Problem requirements: Search the listing below for the string "take" and show each line that contains it.

Dataset records:
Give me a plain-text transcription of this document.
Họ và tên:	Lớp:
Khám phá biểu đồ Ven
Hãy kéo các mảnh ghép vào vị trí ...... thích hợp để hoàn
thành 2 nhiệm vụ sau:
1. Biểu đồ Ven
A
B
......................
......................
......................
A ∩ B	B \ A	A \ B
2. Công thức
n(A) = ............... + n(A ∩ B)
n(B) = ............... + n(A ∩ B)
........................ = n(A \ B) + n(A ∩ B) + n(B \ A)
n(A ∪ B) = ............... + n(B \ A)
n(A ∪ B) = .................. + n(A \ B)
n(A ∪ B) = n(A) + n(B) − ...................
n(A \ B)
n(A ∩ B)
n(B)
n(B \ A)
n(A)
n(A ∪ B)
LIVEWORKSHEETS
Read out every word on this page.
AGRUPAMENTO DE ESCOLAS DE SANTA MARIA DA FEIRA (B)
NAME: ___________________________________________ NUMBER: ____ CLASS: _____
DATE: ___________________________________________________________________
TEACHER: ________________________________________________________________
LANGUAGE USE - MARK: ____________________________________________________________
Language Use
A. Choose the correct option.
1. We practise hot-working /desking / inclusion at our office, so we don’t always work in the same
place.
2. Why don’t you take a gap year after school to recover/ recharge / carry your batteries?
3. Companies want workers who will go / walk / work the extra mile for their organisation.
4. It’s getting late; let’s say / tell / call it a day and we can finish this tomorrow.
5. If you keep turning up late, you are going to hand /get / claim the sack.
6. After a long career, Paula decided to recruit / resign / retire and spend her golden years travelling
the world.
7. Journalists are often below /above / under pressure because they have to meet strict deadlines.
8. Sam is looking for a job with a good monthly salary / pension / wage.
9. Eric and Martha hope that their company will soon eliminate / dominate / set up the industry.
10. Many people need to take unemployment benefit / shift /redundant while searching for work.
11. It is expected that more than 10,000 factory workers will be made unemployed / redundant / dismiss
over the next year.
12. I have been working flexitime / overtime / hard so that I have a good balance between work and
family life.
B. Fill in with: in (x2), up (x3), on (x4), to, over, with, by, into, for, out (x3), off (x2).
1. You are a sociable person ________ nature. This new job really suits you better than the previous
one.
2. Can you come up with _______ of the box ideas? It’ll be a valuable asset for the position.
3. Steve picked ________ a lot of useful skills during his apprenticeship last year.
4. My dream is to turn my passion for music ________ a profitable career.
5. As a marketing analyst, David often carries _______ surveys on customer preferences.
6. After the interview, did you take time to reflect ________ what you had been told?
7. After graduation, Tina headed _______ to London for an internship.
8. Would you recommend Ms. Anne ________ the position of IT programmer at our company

Output for this exercise:
2. Why don’t you take a gap year after school to recover/ recharge / carry your batteries?
10. Many people need to take unemployment benefit / shift /redundant while searching for work.
6. After the interview, did you take time to reflect ________ what you had been told?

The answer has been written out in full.